» **Provided records**
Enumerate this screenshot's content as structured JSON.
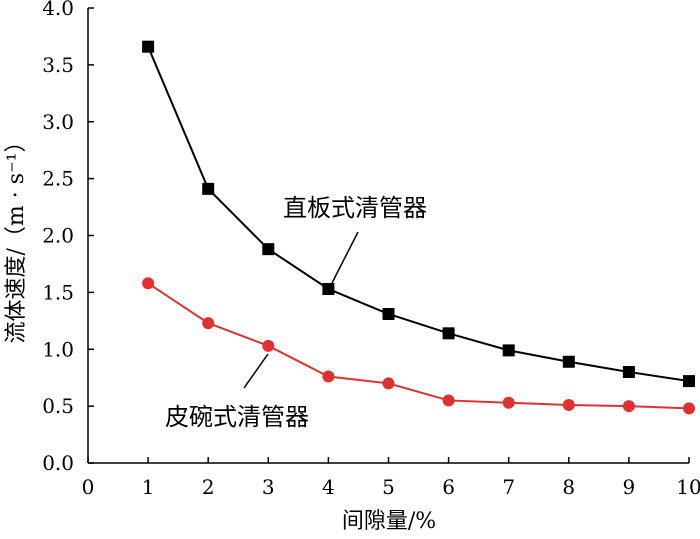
{
  "chart_data": {
    "type": "line",
    "xlabel": "间隙量/%",
    "ylabel": "流体速度/（m · s⁻¹）",
    "xlim": [
      0,
      10
    ],
    "ylim": [
      0,
      4.0
    ],
    "xticks": [
      "0",
      "1",
      "2",
      "3",
      "4",
      "5",
      "6",
      "7",
      "8",
      "9",
      "10"
    ],
    "yticks": [
      "0.0",
      "0.5",
      "1.0",
      "1.5",
      "2.0",
      "2.5",
      "3.0",
      "3.5",
      "4.0"
    ],
    "grid": false,
    "series": [
      {
        "name": "直板式清管器",
        "color": "#000000",
        "marker": "square",
        "x": [
          1,
          2,
          3,
          4,
          5,
          6,
          7,
          8,
          9,
          10
        ],
        "values": [
          3.66,
          2.41,
          1.88,
          1.53,
          1.31,
          1.14,
          0.99,
          0.89,
          0.8,
          0.72
        ]
      },
      {
        "name": "皮碗式清管器",
        "color": "#e03131",
        "marker": "circle",
        "x": [
          1,
          2,
          3,
          4,
          5,
          6,
          7,
          8,
          9,
          10
        ],
        "values": [
          1.58,
          1.23,
          1.03,
          0.76,
          0.7,
          0.55,
          0.53,
          0.51,
          0.5,
          0.48
        ]
      }
    ]
  }
}
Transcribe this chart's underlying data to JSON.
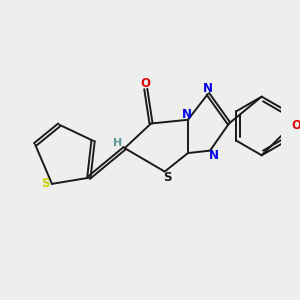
{
  "background_color": "#eeeeee",
  "figsize": [
    3.0,
    3.0
  ],
  "dpi": 100,
  "bond_color": "#1a1a1a",
  "bond_lw": 1.4,
  "atom_colors": {
    "S": "#cccc00",
    "N": "#0000ee",
    "O": "#dd0000",
    "H": "#559999",
    "C": "#1a1a1a",
    "S2": "#1a1a1a"
  },
  "font_size": 8.5,
  "xlim": [
    0.0,
    1.0
  ],
  "ylim": [
    0.18,
    0.82
  ]
}
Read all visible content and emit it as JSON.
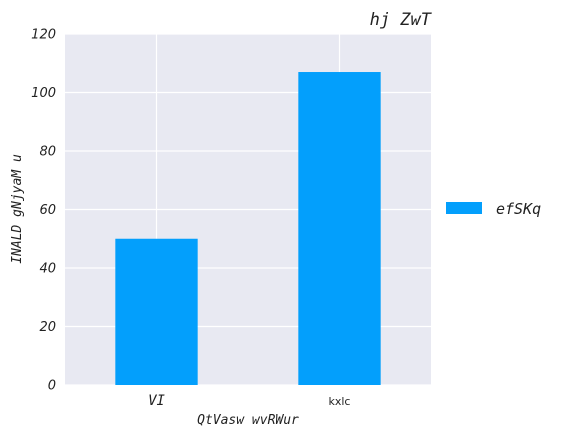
{
  "chart_data": {
    "type": "bar",
    "title": "hj ZwT",
    "xlabel": "QtVasw wvRWur",
    "ylabel": "INALD gNjyaM u",
    "categories": [
      "VI",
      "kxlc"
    ],
    "series": [
      {
        "name": "efSKq",
        "values": [
          50,
          107
        ],
        "color": "#039ffc"
      }
    ],
    "ylim": [
      0,
      120
    ],
    "yticks": [
      0,
      20,
      40,
      60,
      80,
      100,
      120
    ],
    "grid": true,
    "legend_position": "right",
    "background_color": "#e8e9f2"
  }
}
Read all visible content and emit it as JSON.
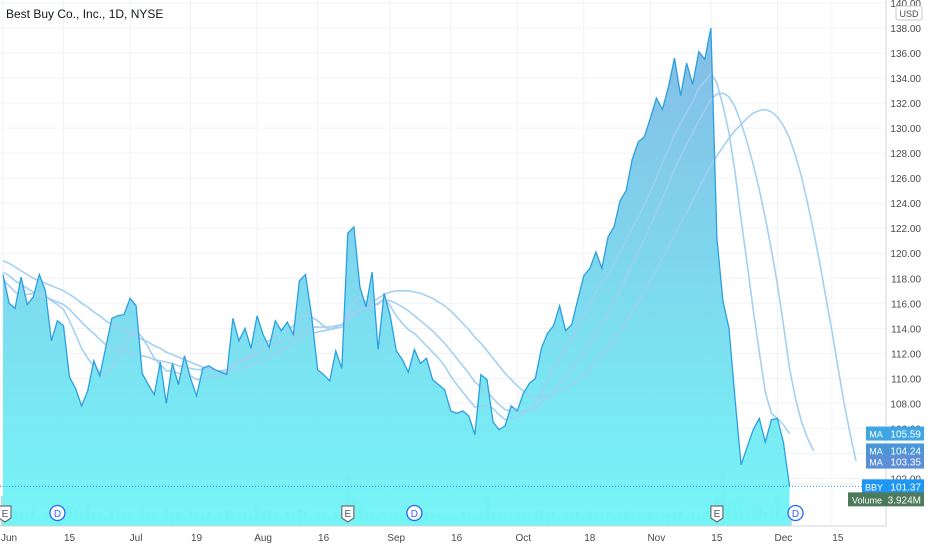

» **Do this**
Write out the material above once more, exactly as it reads, with no pictures.

» **Solution to the exercise**
Enumerate this screenshot's content as structured JSON.
{
  "chart_data": {
    "type": "line",
    "xlabel": "间隙量/%",
    "ylabel": "流体速度/（m · s⁻¹）",
    "xlim": [
      0,
      10
    ],
    "ylim": [
      0,
      4.0
    ],
    "xticks": [
      "0",
      "1",
      "2",
      "3",
      "4",
      "5",
      "6",
      "7",
      "8",
      "9",
      "10"
    ],
    "yticks": [
      "0.0",
      "0.5",
      "1.0",
      "1.5",
      "2.0",
      "2.5",
      "3.0",
      "3.5",
      "4.0"
    ],
    "grid": false,
    "series": [
      {
        "name": "直板式清管器",
        "color": "#000000",
        "marker": "square",
        "x": [
          1,
          2,
          3,
          4,
          5,
          6,
          7,
          8,
          9,
          10
        ],
        "values": [
          3.66,
          2.41,
          1.88,
          1.53,
          1.31,
          1.14,
          0.99,
          0.89,
          0.8,
          0.72
        ]
      },
      {
        "name": "皮碗式清管器",
        "color": "#e03131",
        "marker": "circle",
        "x": [
          1,
          2,
          3,
          4,
          5,
          6,
          7,
          8,
          9,
          10
        ],
        "values": [
          1.58,
          1.23,
          1.03,
          0.76,
          0.7,
          0.55,
          0.53,
          0.51,
          0.5,
          0.48
        ]
      }
    ]
  }
}
Transcribe this chart's underlying data to JSON.
{
  "background_color": "#eeeeee",
  "figsize": [
    3.0,
    3.0
  ],
  "dpi": 100,
  "bond_color": "#1a1a1a",
  "bond_lw": 1.4,
  "atom_colors": {
    "S": "#cccc00",
    "N": "#0000ee",
    "O": "#dd0000",
    "H": "#559999",
    "C": "#1a1a1a",
    "S2": "#1a1a1a"
  },
  "font_size": 8.5,
  "xlim": [
    0.0,
    1.0
  ],
  "ylim": [
    0.18,
    0.82
  ]
}
Read all visible content and emit it as JSON.
{
  "chart_data": {
    "type": "bar",
    "title": "hj ZwT",
    "xlabel": "QtVasw wvRWur",
    "ylabel": "INALD gNjyaM u",
    "categories": [
      "VI",
      "kxlc"
    ],
    "series": [
      {
        "name": "efSKq",
        "values": [
          50,
          107
        ],
        "color": "#039ffc"
      }
    ],
    "ylim": [
      0,
      120
    ],
    "yticks": [
      0,
      20,
      40,
      60,
      80,
      100,
      120
    ],
    "grid": true,
    "legend_position": "right",
    "background_color": "#e8e9f2"
  }
}
Read all visible content and emit it as JSON.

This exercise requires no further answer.